• REQUEST
Repeat each line exactly as it is written.

Dataset records
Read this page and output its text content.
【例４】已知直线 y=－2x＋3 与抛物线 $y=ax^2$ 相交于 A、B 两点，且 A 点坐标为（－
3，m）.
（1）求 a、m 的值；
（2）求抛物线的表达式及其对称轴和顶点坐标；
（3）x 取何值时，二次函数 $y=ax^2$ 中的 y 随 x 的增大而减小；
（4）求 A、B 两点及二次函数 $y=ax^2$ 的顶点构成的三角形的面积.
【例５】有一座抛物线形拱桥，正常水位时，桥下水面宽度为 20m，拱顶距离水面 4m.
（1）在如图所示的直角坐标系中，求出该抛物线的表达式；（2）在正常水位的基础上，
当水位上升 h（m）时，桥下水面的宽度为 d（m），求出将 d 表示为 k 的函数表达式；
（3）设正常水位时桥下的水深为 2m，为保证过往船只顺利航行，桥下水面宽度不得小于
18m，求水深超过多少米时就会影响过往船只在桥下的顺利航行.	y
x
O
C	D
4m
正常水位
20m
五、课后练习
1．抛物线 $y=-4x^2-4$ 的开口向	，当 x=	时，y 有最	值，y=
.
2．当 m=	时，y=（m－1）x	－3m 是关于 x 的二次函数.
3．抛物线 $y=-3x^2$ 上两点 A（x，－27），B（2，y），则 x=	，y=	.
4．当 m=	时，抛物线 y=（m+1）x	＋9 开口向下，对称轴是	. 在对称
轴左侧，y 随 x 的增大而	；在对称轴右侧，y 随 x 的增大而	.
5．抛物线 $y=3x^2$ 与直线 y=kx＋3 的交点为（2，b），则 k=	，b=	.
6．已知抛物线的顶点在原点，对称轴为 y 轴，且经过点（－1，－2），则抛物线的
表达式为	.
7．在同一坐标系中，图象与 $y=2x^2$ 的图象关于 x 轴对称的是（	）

• WRITTEN ANSWER
Read this page and output its text content.
【例４】已知直线 y=－2x＋3 与抛物线 $y=ax^2$ 相交于 A、B 两点，且 A 点坐标为（－
3，m）.
（1）求 a、m 的值；
（2）求抛物线的表达式及其对称轴和顶点坐标；
（3）x 取何值时，二次函数 $y=ax^2$ 中的 y 随 x 的增大而减小；
（4）求 A、B 两点及二次函数 $y=ax^2$ 的顶点构成的三角形的面积.
【例５】有一座抛物线形拱桥，正常水位时，桥下水面宽度为 20m，拱顶距离水面 4m.
（1）在如图所示的直角坐标系中，求出该抛物线的表达式；（2）在正常水位的基础上，
当水位上升 h（m）时，桥下水面的宽度为 d（m），求出将 d 表示为 k 的函数表达式；
（3）设正常水位时桥下的水深为 2m，为保证过往船只顺利航行，桥下水面宽度不得小于
18m，求水深超过多少米时就会影响过往船只在桥下的顺利航行.	y
x
O
C	D
4m
正常水位
20m
五、课后练习
1．抛物线 $y=-4x^2-4$ 的开口向	，当 x=	时，y 有最	值，y=
.
2．当 m=	时，y=（m－1）x	－3m 是关于 x 的二次函数.
3．抛物线 $y=-3x^2$ 上两点 A（x，－27），B（2，y），则 x=	，y=	.
4．当 m=	时，抛物线 y=（m+1）x	＋9 开口向下，对称轴是	. 在对称
轴左侧，y 随 x 的增大而	；在对称轴右侧，y 随 x 的增大而	.
5．抛物线 $y=3x^2$ 与直线 y=kx＋3 的交点为（2，b），则 k=	，b=	.
6．已知抛物线的顶点在原点，对称轴为 y 轴，且经过点（－1，－2），则抛物线的
表达式为	.
7．在同一坐标系中，图象与 $y=2x^2$ 的图象关于 x 轴对称的是（	）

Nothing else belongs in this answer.